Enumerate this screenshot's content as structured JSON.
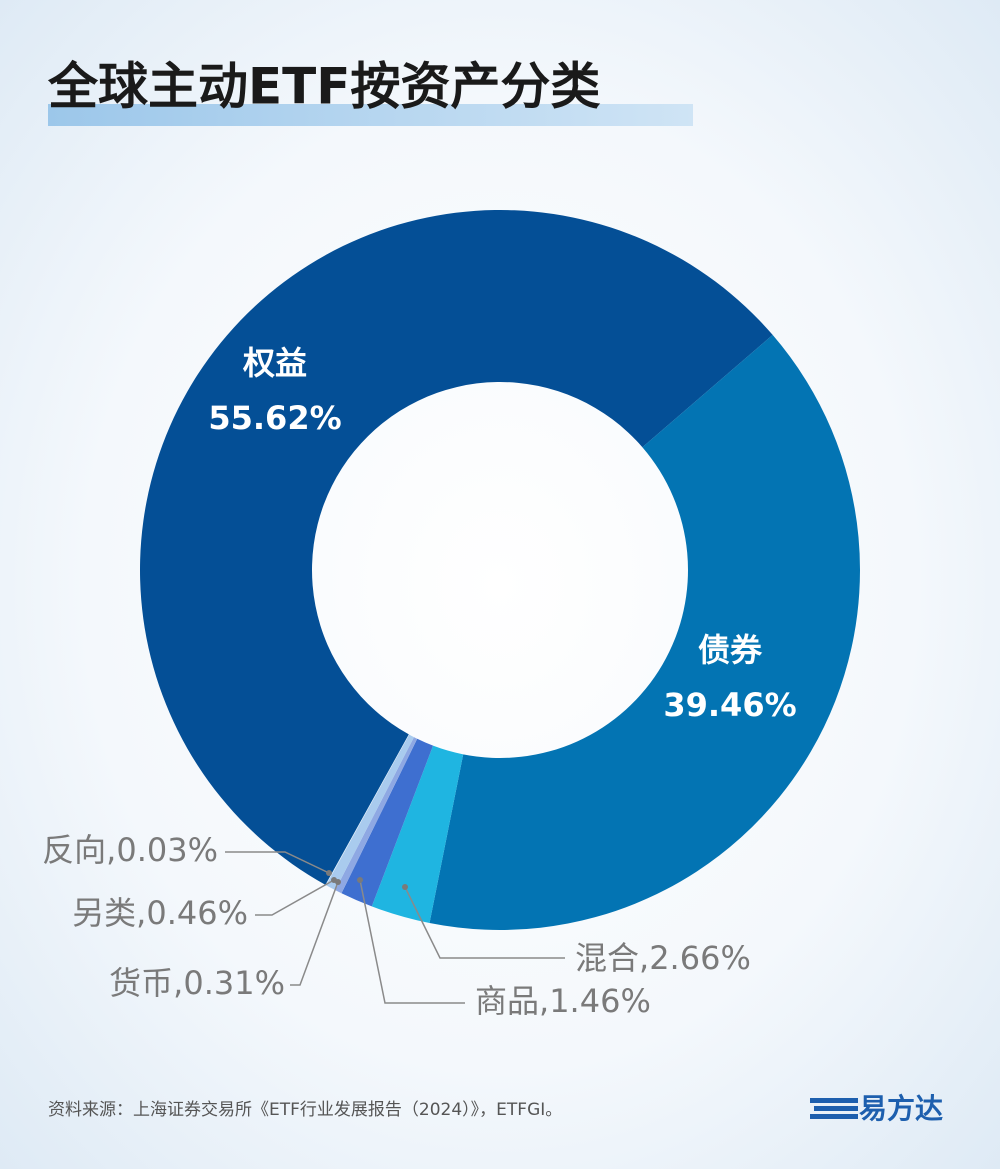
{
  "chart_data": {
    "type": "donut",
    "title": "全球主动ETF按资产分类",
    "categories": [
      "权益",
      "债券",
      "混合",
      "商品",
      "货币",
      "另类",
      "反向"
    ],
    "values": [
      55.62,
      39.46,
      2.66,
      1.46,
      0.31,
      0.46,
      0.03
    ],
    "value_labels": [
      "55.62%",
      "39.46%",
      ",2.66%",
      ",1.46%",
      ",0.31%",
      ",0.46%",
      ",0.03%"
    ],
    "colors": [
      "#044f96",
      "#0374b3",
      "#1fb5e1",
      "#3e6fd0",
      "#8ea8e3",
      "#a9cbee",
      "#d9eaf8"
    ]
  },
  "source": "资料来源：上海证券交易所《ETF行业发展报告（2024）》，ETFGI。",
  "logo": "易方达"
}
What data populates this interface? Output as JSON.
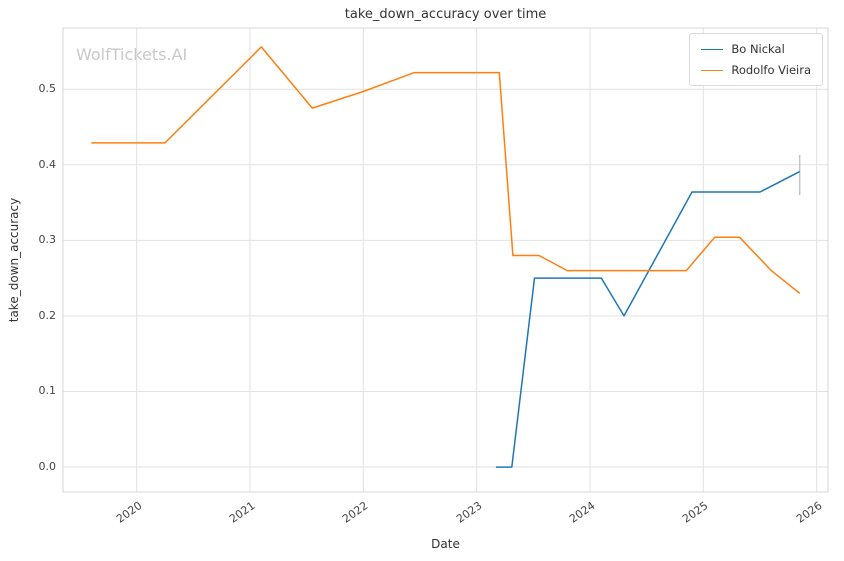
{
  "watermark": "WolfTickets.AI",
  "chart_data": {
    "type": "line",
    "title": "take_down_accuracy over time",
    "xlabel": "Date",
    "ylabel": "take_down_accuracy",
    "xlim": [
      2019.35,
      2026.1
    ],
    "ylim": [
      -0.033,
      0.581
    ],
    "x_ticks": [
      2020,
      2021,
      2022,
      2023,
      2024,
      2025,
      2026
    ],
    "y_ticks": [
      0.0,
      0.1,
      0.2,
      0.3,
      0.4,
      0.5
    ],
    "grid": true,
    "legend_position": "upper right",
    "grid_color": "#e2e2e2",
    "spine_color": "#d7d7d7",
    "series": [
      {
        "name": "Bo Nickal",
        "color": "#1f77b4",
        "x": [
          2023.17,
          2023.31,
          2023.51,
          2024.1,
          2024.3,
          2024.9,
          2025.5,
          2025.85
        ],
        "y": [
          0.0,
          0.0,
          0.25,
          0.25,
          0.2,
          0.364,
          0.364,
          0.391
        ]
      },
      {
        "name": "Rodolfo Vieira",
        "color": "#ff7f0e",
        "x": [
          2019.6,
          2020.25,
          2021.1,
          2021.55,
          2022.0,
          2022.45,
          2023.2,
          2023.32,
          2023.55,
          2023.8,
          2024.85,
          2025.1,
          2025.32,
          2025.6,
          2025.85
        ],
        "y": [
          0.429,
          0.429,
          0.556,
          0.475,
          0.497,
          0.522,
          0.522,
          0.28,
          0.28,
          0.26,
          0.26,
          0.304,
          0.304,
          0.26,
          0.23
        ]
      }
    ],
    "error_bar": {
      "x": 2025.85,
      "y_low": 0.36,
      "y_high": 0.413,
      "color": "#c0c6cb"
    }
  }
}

•••

_Problem description_:
Return each line of the data that contains the string "JSON".

_Response to this task_:
Enumerate this screenshot's content as structured JSON.
What data populates this interface? Output as JSON.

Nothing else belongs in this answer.